Passage:
At least, this is what we would have to believe if we believed that Mondrian's neo-plasticism were the only way to true abstraction, that the best that cubism had to offer was abstract figuration, that the future of cubism would always be bound to depicted reality and to three-dimensional expression.

But, we ask ourselves, can there be abstraction without figuration? Can there be art with only two-dimensional depiction? The answer to the first question is, not likely, because art, even when limited to line and plane, will yield shape, and the shape itself becomes the figuration. The answer to the second is yes, there can be art with only two-dimensional depiction, if we're not too fussy. In this case, we have to accept some substitution, basically energy for mass, something that we can feel for something that we can see. If Picasso's mass, his pictorial power, was drawn from structural considerations through Cezanne with line, plane and volume, Mondrian's strength, his pictorial energy was drawn from surface concerns through Impressionism with color, light and rhythm - the other basic ingredients.

What the task requires: According to the passage on Mondrian and cubism, why is abstraction without figuration not likely? The records that come next have no connection to the passage on Mondrian and cubism.

Items:
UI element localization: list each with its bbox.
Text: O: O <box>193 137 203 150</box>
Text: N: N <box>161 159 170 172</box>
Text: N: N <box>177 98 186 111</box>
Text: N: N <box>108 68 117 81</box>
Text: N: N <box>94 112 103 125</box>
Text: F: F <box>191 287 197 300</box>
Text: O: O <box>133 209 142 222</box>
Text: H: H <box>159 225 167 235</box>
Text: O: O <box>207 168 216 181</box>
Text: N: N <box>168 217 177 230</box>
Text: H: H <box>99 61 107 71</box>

Output for this exercise: Even art limited to line and plane will yield shape, and that shape itself becomes the figuration.